» Set problem: Copy every line of the entries that includes the word "title".

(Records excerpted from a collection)

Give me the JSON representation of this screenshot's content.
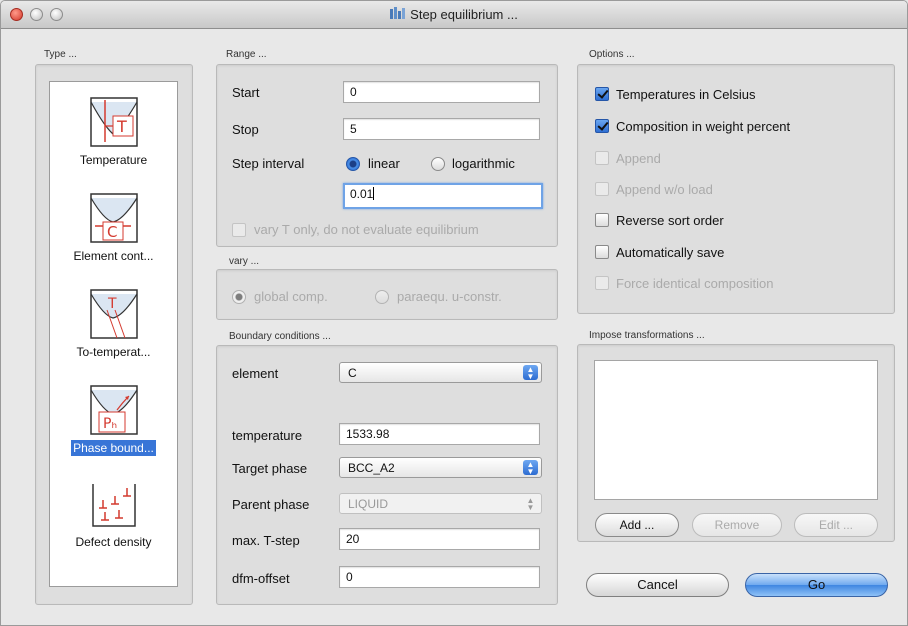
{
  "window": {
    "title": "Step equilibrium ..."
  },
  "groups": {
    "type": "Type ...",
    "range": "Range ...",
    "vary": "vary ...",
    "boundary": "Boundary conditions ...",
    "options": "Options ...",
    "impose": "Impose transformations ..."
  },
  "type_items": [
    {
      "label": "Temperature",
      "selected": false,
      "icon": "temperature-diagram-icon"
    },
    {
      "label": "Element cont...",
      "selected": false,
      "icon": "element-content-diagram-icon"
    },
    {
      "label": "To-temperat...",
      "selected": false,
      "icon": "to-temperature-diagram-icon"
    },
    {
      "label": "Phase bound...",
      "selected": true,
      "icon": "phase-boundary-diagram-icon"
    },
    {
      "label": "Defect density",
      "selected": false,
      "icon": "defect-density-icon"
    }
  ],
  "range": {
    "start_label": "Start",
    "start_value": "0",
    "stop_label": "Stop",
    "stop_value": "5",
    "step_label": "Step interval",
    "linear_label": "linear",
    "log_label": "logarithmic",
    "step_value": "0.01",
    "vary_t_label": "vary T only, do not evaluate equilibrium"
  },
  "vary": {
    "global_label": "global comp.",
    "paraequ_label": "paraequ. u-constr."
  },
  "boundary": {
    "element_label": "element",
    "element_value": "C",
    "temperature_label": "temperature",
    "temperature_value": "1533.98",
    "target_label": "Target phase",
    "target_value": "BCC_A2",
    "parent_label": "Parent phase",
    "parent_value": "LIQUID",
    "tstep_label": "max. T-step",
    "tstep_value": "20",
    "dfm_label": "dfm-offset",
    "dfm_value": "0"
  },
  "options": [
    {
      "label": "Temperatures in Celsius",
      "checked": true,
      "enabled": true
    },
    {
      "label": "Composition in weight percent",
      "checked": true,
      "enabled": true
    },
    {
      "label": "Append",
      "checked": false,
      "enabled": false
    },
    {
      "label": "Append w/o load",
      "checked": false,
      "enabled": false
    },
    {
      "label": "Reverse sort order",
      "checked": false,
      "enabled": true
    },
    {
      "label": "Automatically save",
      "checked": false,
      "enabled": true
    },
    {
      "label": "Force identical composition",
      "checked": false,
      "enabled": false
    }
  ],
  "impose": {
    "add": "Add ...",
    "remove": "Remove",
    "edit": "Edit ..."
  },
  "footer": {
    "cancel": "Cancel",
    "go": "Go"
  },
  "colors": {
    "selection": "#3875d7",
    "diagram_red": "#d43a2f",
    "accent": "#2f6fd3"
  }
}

---

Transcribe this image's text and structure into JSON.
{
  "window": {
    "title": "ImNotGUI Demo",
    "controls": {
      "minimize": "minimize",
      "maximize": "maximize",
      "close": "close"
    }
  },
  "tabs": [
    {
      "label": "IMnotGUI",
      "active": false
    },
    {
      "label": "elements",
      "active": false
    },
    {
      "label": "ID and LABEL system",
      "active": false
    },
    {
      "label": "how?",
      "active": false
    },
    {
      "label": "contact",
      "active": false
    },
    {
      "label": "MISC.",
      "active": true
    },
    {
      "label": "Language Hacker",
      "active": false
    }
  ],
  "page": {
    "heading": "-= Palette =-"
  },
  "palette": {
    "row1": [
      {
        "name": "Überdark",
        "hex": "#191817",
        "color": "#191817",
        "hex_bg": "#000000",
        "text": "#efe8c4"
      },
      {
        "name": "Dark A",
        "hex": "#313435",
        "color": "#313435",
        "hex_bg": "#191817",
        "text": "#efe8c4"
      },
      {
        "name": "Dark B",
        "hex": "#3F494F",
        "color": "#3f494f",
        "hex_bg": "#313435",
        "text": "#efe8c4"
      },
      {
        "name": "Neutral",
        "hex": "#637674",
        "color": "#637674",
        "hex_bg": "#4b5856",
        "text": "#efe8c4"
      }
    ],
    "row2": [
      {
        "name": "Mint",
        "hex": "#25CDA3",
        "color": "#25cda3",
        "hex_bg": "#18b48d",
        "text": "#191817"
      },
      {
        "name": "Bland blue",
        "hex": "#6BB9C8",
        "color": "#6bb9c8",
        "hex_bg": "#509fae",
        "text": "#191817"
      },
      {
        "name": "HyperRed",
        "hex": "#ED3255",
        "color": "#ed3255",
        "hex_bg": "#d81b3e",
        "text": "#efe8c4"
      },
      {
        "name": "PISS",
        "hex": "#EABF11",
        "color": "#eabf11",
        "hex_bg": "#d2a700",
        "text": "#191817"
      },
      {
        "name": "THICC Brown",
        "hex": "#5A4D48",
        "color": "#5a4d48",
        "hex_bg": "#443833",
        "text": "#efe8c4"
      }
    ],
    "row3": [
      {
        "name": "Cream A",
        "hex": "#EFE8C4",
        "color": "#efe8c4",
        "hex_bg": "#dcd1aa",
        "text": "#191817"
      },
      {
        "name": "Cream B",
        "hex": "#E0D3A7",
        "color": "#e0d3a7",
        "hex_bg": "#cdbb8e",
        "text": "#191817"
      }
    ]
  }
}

» Answer to this exercise:
    "title": "Step equilibrium ..."
    "title": "ImNotGUI Demo",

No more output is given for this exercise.